ENTRIES:
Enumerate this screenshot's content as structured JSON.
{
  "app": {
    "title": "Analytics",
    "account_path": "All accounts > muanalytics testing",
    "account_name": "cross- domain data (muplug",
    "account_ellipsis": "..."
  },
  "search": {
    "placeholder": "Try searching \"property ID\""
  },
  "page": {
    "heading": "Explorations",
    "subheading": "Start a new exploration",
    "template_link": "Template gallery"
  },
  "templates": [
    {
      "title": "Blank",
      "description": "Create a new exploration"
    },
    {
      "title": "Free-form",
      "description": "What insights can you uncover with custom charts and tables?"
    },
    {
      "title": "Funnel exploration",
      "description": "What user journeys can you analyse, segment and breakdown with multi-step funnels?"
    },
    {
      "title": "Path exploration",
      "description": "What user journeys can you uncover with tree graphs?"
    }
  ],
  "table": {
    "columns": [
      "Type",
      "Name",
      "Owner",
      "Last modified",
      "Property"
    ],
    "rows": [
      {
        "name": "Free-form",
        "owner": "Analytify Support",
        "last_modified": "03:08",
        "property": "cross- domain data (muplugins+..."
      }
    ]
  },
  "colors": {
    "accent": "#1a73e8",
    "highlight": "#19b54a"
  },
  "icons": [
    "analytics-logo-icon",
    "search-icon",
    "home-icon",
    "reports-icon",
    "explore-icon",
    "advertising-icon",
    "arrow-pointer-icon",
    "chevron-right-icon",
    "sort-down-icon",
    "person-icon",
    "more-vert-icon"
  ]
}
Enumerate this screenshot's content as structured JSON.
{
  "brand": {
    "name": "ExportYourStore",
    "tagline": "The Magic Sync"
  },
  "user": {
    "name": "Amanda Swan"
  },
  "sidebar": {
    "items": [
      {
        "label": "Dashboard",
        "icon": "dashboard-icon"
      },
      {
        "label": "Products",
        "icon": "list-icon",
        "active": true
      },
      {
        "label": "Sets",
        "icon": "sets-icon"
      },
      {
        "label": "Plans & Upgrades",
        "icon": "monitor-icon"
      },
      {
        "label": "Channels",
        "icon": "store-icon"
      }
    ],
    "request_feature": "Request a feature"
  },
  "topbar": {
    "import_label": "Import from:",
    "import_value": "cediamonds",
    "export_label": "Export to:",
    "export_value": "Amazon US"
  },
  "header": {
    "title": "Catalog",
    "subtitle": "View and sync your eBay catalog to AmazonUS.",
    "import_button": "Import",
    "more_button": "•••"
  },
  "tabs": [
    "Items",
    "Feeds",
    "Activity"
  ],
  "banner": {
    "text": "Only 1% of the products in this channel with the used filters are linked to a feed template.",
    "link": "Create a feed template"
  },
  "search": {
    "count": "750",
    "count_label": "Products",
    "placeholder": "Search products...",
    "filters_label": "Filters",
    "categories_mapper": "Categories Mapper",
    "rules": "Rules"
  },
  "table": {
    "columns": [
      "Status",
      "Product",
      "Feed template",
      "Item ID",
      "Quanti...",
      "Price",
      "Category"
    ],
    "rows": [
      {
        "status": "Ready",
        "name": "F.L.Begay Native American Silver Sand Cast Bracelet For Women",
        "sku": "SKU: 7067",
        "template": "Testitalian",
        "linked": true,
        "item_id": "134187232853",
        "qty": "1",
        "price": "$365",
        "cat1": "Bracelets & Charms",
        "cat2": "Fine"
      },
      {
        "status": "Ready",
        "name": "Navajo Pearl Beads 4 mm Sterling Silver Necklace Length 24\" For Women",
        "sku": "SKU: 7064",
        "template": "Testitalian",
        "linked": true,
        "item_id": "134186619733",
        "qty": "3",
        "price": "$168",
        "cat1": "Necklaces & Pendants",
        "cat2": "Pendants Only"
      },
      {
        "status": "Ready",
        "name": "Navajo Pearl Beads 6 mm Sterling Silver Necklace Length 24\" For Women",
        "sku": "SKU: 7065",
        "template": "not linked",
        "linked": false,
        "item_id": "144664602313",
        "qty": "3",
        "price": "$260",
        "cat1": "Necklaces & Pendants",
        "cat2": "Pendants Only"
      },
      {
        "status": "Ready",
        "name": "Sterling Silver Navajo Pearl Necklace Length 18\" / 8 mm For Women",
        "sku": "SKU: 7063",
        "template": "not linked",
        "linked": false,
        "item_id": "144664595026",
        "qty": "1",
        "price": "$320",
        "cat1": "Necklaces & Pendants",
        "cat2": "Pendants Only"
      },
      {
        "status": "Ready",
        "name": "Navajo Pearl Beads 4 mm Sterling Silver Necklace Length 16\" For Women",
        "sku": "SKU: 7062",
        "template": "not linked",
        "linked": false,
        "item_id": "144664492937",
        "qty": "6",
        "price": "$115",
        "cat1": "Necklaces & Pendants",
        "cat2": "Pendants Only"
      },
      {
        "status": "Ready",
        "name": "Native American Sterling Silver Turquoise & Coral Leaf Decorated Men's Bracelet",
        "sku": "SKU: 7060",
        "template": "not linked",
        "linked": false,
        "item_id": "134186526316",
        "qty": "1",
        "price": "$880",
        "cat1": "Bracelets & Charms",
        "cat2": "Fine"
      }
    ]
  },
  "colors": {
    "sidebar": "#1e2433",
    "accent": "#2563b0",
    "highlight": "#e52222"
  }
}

PROBLEM STATEMENT: Look through the data above. Copy every line with the string "Beads" in it.

SOLUTION FOR THIS PROBLEM:
        "name": "Navajo Pearl Beads 4 mm Sterling Silver Necklace Length 24\" For Women",
        "name": "Navajo Pearl Beads 6 mm Sterling Silver Necklace Length 24\" For Women",
        "name": "Navajo Pearl Beads 4 mm Sterling Silver Necklace Length 16\" For Women",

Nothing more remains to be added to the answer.